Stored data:
** START **

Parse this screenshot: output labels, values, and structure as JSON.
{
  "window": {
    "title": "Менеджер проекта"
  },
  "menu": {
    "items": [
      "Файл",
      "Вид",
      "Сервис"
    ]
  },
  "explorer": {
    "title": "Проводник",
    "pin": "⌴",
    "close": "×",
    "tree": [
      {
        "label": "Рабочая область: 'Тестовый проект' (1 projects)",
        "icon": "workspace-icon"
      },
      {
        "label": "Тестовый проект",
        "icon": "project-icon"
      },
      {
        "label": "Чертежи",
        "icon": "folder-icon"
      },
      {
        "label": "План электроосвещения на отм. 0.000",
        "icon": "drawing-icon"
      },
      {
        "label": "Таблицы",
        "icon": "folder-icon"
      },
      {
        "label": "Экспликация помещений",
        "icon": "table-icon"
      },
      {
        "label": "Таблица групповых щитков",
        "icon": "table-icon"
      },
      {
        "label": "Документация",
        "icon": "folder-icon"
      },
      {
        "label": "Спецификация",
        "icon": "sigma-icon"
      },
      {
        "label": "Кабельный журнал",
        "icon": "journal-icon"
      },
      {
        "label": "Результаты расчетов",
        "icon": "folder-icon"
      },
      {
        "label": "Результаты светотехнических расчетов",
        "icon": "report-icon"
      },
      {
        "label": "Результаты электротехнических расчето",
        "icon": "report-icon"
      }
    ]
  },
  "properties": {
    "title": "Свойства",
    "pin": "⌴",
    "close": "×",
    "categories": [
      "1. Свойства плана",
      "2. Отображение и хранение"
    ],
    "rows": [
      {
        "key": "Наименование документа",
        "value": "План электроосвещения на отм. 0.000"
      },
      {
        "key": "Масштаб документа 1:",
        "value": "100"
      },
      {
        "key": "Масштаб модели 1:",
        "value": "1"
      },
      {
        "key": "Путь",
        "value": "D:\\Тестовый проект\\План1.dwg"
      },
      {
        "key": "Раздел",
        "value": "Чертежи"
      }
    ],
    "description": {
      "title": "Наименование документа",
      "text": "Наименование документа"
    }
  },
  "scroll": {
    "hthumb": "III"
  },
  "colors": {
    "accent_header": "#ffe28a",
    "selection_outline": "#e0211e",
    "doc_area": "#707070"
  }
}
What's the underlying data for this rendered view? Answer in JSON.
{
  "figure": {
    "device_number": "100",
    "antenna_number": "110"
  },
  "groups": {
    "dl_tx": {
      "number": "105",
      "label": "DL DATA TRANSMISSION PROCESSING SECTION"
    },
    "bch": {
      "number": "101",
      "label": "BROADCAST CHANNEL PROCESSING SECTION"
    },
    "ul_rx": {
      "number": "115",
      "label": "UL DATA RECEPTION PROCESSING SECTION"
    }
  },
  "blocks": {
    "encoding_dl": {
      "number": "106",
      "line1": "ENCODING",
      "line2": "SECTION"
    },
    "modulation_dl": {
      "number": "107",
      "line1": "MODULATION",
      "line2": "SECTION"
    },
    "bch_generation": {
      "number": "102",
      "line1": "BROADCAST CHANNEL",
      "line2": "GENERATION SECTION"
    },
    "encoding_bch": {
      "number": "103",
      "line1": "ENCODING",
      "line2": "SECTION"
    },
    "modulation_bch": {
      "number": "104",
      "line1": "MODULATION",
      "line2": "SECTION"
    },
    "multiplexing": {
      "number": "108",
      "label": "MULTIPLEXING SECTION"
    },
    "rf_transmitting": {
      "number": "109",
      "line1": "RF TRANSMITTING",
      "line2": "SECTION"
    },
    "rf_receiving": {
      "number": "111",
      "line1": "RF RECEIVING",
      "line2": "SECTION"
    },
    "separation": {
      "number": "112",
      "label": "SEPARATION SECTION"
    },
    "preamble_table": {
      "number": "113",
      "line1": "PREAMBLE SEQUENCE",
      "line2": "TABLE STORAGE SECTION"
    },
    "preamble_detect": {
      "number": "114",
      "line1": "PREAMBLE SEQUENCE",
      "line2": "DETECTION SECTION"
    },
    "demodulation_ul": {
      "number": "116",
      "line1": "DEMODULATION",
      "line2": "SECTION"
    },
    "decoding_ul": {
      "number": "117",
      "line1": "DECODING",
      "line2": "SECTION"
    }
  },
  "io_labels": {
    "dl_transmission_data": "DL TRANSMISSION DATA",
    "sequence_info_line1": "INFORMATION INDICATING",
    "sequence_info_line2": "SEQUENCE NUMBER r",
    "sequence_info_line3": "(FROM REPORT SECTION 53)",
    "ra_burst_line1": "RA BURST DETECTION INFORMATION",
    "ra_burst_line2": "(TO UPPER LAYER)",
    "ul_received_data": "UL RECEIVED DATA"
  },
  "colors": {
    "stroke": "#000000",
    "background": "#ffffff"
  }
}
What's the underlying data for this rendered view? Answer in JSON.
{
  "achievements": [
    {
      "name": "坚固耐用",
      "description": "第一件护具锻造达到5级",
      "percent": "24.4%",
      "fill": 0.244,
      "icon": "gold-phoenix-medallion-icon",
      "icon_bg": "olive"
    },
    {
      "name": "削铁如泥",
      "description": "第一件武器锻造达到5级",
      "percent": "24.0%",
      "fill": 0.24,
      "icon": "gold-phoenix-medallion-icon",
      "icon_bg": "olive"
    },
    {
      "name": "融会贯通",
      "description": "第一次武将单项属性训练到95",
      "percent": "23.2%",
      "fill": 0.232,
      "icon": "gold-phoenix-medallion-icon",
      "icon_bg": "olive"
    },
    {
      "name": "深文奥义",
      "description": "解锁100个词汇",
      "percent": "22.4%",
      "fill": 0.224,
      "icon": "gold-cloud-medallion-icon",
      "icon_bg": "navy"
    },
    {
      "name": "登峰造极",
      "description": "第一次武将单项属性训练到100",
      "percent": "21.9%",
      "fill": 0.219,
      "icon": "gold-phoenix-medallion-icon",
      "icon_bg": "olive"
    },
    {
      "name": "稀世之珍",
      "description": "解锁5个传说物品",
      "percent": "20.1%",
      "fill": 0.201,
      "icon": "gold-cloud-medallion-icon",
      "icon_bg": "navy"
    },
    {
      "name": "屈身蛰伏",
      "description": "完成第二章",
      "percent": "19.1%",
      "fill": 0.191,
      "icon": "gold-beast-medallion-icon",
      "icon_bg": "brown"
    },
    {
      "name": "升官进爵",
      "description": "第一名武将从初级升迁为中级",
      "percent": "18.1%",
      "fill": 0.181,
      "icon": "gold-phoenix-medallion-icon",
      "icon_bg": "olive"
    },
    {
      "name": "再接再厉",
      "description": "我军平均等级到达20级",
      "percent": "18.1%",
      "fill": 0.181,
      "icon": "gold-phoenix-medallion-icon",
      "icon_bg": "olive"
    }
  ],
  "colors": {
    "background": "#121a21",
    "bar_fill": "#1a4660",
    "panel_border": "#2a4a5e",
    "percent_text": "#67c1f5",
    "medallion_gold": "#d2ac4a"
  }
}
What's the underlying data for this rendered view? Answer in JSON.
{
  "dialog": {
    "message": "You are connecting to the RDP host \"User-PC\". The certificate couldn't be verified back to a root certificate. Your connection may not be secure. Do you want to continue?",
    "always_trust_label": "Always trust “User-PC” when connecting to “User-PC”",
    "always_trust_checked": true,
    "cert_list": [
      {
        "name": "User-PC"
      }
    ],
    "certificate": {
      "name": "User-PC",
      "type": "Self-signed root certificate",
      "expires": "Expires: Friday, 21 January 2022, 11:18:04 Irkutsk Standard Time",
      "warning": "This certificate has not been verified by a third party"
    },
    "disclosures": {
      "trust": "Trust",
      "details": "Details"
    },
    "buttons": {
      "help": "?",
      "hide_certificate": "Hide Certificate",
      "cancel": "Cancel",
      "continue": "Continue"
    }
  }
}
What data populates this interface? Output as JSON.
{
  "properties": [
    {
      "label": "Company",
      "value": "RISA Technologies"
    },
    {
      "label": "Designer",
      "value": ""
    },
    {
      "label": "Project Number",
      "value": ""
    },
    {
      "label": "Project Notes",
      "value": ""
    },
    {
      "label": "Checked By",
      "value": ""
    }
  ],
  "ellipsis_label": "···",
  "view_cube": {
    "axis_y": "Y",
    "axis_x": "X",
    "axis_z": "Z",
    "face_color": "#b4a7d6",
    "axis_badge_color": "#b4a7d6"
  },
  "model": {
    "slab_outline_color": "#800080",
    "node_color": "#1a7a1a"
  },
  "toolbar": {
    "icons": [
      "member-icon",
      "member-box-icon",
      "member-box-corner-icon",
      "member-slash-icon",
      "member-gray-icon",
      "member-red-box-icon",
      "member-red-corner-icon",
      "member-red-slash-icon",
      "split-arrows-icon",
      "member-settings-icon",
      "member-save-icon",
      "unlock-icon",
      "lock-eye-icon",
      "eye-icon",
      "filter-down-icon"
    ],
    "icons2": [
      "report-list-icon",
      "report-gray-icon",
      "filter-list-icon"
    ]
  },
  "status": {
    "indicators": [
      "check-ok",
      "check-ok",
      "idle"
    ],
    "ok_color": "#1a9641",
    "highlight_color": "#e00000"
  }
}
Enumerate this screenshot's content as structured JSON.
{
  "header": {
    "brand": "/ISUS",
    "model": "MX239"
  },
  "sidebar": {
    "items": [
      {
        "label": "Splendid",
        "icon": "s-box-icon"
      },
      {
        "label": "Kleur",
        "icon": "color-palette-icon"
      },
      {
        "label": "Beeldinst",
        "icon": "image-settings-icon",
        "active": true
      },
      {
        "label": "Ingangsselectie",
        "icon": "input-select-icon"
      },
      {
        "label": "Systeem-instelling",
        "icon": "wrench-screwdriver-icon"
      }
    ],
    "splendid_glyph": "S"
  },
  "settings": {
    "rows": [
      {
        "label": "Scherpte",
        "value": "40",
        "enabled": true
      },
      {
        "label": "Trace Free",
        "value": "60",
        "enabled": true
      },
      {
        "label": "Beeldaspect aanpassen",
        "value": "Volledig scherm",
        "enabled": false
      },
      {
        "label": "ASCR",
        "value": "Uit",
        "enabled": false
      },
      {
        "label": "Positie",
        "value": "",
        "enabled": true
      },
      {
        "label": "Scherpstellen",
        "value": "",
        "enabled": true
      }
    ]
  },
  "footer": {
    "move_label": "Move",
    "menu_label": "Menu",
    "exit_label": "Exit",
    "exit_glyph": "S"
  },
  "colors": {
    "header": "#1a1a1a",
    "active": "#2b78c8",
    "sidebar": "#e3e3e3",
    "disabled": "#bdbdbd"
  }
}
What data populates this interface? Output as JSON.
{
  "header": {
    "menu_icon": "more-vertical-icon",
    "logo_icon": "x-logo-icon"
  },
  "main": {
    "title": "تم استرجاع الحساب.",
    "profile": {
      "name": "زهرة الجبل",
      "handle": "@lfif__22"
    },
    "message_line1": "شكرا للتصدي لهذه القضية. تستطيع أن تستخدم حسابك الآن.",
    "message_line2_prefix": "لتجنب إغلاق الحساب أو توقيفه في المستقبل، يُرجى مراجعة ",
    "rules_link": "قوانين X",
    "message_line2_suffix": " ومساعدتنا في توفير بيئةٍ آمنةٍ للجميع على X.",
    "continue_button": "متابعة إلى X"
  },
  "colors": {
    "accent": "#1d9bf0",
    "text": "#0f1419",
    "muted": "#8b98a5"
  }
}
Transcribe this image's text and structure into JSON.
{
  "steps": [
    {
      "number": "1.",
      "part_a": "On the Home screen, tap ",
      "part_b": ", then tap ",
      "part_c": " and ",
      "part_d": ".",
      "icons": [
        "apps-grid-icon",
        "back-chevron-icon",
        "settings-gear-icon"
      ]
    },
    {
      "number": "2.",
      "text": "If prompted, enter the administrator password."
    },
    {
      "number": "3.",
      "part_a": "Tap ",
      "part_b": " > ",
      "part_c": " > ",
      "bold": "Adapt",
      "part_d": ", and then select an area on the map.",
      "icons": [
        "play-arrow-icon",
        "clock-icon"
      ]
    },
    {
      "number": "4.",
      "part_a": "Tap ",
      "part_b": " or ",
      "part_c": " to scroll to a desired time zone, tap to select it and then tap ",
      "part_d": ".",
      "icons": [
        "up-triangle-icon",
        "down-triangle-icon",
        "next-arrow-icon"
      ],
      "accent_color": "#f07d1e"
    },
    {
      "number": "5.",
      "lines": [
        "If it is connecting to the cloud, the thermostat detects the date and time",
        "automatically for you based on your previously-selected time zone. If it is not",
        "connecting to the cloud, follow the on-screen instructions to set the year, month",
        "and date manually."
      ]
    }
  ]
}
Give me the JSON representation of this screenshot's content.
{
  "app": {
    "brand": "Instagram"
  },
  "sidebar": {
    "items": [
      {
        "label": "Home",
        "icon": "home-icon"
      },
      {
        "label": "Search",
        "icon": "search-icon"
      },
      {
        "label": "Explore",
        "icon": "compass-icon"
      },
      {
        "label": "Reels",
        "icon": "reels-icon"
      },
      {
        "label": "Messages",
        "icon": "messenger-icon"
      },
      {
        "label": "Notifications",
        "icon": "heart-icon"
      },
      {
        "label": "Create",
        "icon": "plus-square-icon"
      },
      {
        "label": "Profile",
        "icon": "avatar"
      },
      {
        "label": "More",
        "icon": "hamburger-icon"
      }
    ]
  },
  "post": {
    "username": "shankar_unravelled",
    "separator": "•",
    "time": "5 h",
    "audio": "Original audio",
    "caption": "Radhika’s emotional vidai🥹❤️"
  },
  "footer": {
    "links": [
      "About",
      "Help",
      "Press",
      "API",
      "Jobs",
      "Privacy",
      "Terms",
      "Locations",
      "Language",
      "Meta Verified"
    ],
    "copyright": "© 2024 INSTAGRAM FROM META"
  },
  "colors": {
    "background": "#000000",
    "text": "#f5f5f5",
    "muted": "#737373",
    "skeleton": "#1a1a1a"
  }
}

** END **

TASK GOAL: Search the data for "date". Copy every matching line.

TASK RESPONSE:
        "If it is connecting to the cloud, the thermostat detects the date and time",
        "and date manually."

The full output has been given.